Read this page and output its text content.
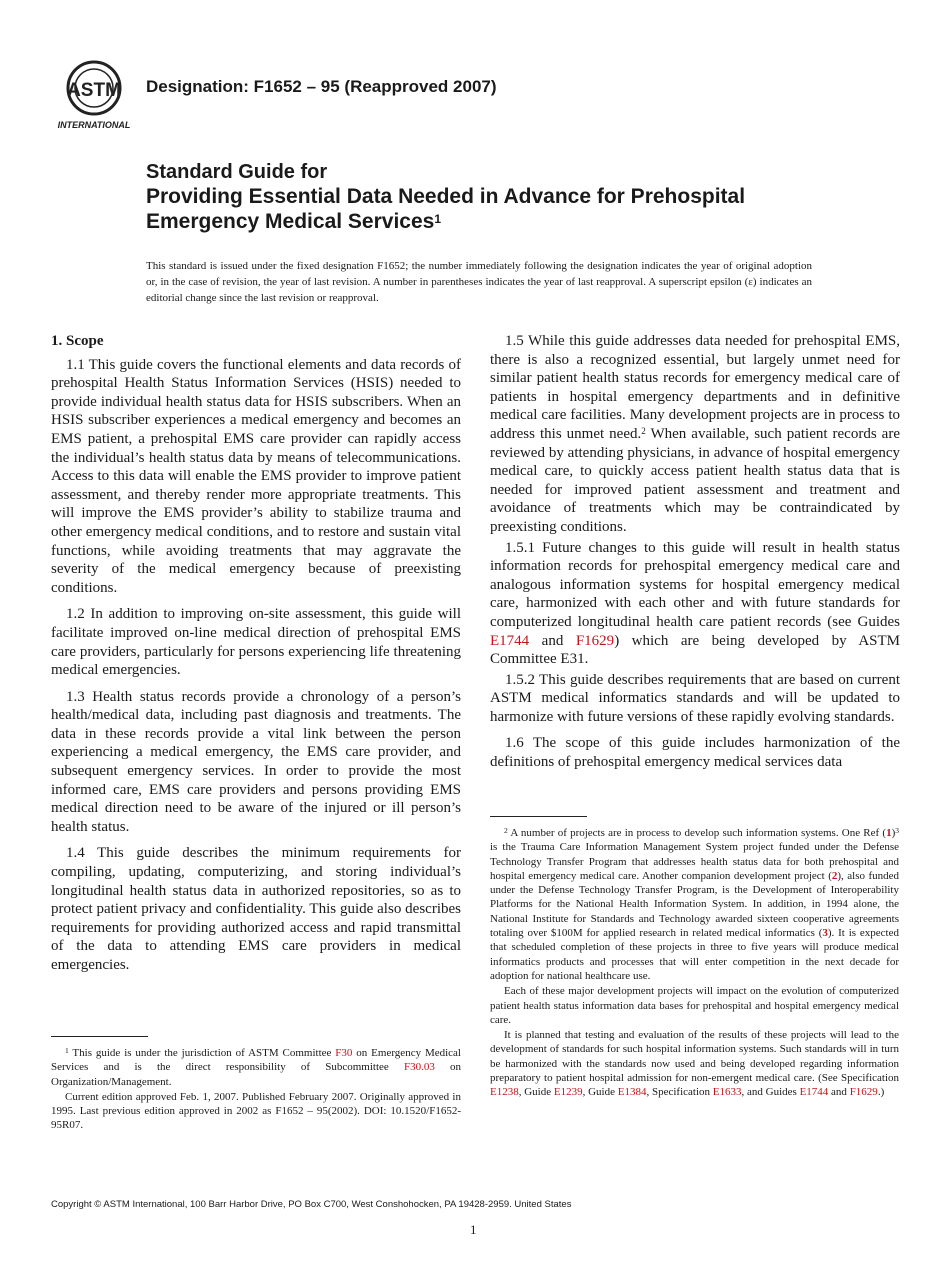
ASTM
INTERNATIONAL
Designation: F1652 – 95 (Reapproved 2007)
Standard Guide for
Providing Essential Data Needed in Advance for Prehospital
Emergency Medical Services$^1$
This standard is issued under the fixed designation F1652; the number immediately following the designation indicates the year of original adoption or, in the case of revision, the year of last revision. A number in parentheses indicates the year of last reapproval. A superscript epsilon (ε) indicates an editorial change since the last revision or reapproval.
1. Scope

1.1 This guide covers the functional elements and data records of prehospital Health Status Information Services (HSIS) needed to provide individual health status data for HSIS subscribers. When an HSIS subscriber experiences a medical emergency and becomes an EMS patient, a prehospital EMS care provider can rapidly access the individual’s health status data by means of telecommunications. Access to this data will enable the EMS provider to improve patient assessment, and thereby render more appropriate treatments. This will improve the EMS provider’s ability to stabilize trauma and other emergency medical conditions, and to restore and sustain vital functions, while avoiding treatments that may aggravate the severity of the medical emergency because of preexisting conditions.

1.2 In addition to improving on-site assessment, this guide will facilitate improved on-line medical direction of prehospital EMS care providers, particularly for persons experiencing life threatening medical emergencies.

1.3 Health status records provide a chronology of a person’s health/medical data, including past diagnosis and treatments. The data in these records provide a vital link between the person experiencing a medical emergency, the EMS care provider, and subsequent emergency services. In order to provide the most informed care, EMS care providers and persons providing EMS medical direction need to be aware of the injured or ill person’s health status.

1.4 This guide describes the minimum requirements for compiling, updating, computerizing, and storing individual’s longitudinal health status data in authorized repositories, so as to protect patient privacy and confidentiality. This guide also describes requirements for providing authorized access and rapid transmittal of the data to attending EMS care providers in medical emergencies.

1.5 While this guide addresses data needed for prehospital EMS, there is also a recognized essential, but largely unmet need for similar patient health status records for emergency medical care of patients in hospital emergency departments and in definitive medical care facilities. Many development projects are in process to address this unmet need.$^2$ When available, such patient records are reviewed by attending physicians, in advance of hospital emergency medical care, to quickly access patient health status data that is needed for improved patient assessment and treatment and avoidance of treatments which may be contraindicated by preexisting conditions.

1.5.1 Future changes to this guide will result in health status information records for prehospital emergency medical care and analogous information systems for hospital emergency medical care, harmonized with each other and with future standards for computerized longitudinal health care patient records (see Guides E1744 and F1629) which are being developed by ASTM Committee E31.

1.5.2 This guide describes requirements that are based on current ASTM medical informatics standards and will be updated to harmonize with future versions of these rapidly evolving standards.

1.6 The scope of this guide includes harmonization of the definitions of prehospital emergency medical services data

$^1$ This guide is under the jurisdiction of ASTM Committee F30 on Emergency Medical Services and is the direct responsibility of Subcommittee F30.03 on Organization/Management.

Current edition approved Feb. 1, 2007. Published February 2007. Originally approved in 1995. Last previous edition approved in 2002 as F1652 – 95(2002). DOI: 10.1520/F1652-95R07.

$^2$ A number of projects are in process to develop such information systems. One Ref $(1)^3$ is the Trauma Care Information Management System project funded under the Defense Technology Transfer Program that addresses health status data for both prehospital and hospital emergency medical care. Another companion development project (2), also funded under the Defense Technology Transfer Program, is the Development of Interoperability Platforms for the National Health Information System. In addition, in 1994 alone, the National Institute for Standards and Technology awarded sixteen cooperative agreements totaling over $100M for applied research in related medical informatics (3). It is expected that scheduled completion of these projects in three to five years will produce medical informatics products and processes that will enter competition in the next decade for adoption for national healthcare use.

Each of these major development projects will impact on the evolution of computerized patient health status information data bases for prehospital and hospital emergency medical care.

It is planned that testing and evaluation of the results of these projects will lead to the development of standards for such hospital information systems. Such standards will in turn be harmonized with the standards now used and being developed regarding information preparatory to patient hospital admission for non-emergent medical care. (See Specification E1238, Guide E1239, Guide E1384, Specification E1633, and Guides E1744 and F1629.)

Copyright © ASTM International, 100 Barr Harbor Drive, PO Box C700, West Conshohocken, PA 19428-2959. United States
1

══════════════════════════════

Goal of the exercise:
When you print the records above, keep them exact and leave out the pictures.

Your solution:
Read this page and output its text content.
ASTM
INTERNATIONAL
Designation: F1652 – 95 (Reapproved 2007)
Standard Guide for
Providing Essential Data Needed in Advance for Prehospital
Emergency Medical Services$^1$
This standard is issued under the fixed designation F1652; the number immediately following the designation indicates the year of original adoption or, in the case of revision, the year of last revision. A number in parentheses indicates the year of last reapproval. A superscript epsilon (ε) indicates an editorial change since the last revision or reapproval.
1. Scope

1.1 This guide covers the functional elements and data records of prehospital Health Status Information Services (HSIS) needed to provide individual health status data for HSIS subscribers. When an HSIS subscriber experiences a medical emergency and becomes an EMS patient, a prehospital EMS care provider can rapidly access the individual’s health status data by means of telecommunications. Access to this data will enable the EMS provider to improve patient assessment, and thereby render more appropriate treatments. This will improve the EMS provider’s ability to stabilize trauma and other emergency medical conditions, and to restore and sustain vital functions, while avoiding treatments that may aggravate the severity of the medical emergency because of preexisting conditions.

1.2 In addition to improving on-site assessment, this guide will facilitate improved on-line medical direction of prehospital EMS care providers, particularly for persons experiencing life threatening medical emergencies.

1.3 Health status records provide a chronology of a person’s health/medical data, including past diagnosis and treatments. The data in these records provide a vital link between the person experiencing a medical emergency, the EMS care provider, and subsequent emergency services. In order to provide the most informed care, EMS care providers and persons providing EMS medical direction need to be aware of the injured or ill person’s health status.

1.4 This guide describes the minimum requirements for compiling, updating, computerizing, and storing individual’s longitudinal health status data in authorized repositories, so as to protect patient privacy and confidentiality. This guide also describes requirements for providing authorized access and rapid transmittal of the data to attending EMS care providers in medical emergencies.

1.5 While this guide addresses data needed for prehospital EMS, there is also a recognized essential, but largely unmet need for similar patient health status records for emergency medical care of patients in hospital emergency departments and in definitive medical care facilities. Many development projects are in process to address this unmet need.$^2$ When available, such patient records are reviewed by attending physicians, in advance of hospital emergency medical care, to quickly access patient health status data that is needed for improved patient assessment and treatment and avoidance of treatments which may be contraindicated by preexisting conditions.

1.5.1 Future changes to this guide will result in health status information records for prehospital emergency medical care and analogous information systems for hospital emergency medical care, harmonized with each other and with future standards for computerized longitudinal health care patient records (see Guides E1744 and F1629) which are being developed by ASTM Committee E31.

1.5.2 This guide describes requirements that are based on current ASTM medical informatics standards and will be updated to harmonize with future versions of these rapidly evolving standards.

1.6 The scope of this guide includes harmonization of the definitions of prehospital emergency medical services data

$^1$ This guide is under the jurisdiction of ASTM Committee F30 on Emergency Medical Services and is the direct responsibility of Subcommittee F30.03 on Organization/Management.

Current edition approved Feb. 1, 2007. Published February 2007. Originally approved in 1995. Last previous edition approved in 2002 as F1652 – 95(2002). DOI: 10.1520/F1652-95R07.

$^2$ A number of projects are in process to develop such information systems. One Ref $(1)^3$ is the Trauma Care Information Management System project funded under the Defense Technology Transfer Program that addresses health status data for both prehospital and hospital emergency medical care. Another companion development project (2), also funded under the Defense Technology Transfer Program, is the Development of Interoperability Platforms for the National Health Information System. In addition, in 1994 alone, the National Institute for Standards and Technology awarded sixteen cooperative agreements totaling over $100M for applied research in related medical informatics (3). It is expected that scheduled completion of these projects in three to five years will produce medical informatics products and processes that will enter competition in the next decade for adoption for national healthcare use.

Each of these major development projects will impact on the evolution of computerized patient health status information data bases for prehospital and hospital emergency medical care.

It is planned that testing and evaluation of the results of these projects will lead to the development of standards for such hospital information systems. Such standards will in turn be harmonized with the standards now used and being developed regarding information preparatory to patient hospital admission for non-emergent medical care. (See Specification E1238, Guide E1239, Guide E1384, Specification E1633, and Guides E1744 and F1629.)

Copyright © ASTM International, 100 Barr Harbor Drive, PO Box C700, West Conshohocken, PA 19428-2959. United States
1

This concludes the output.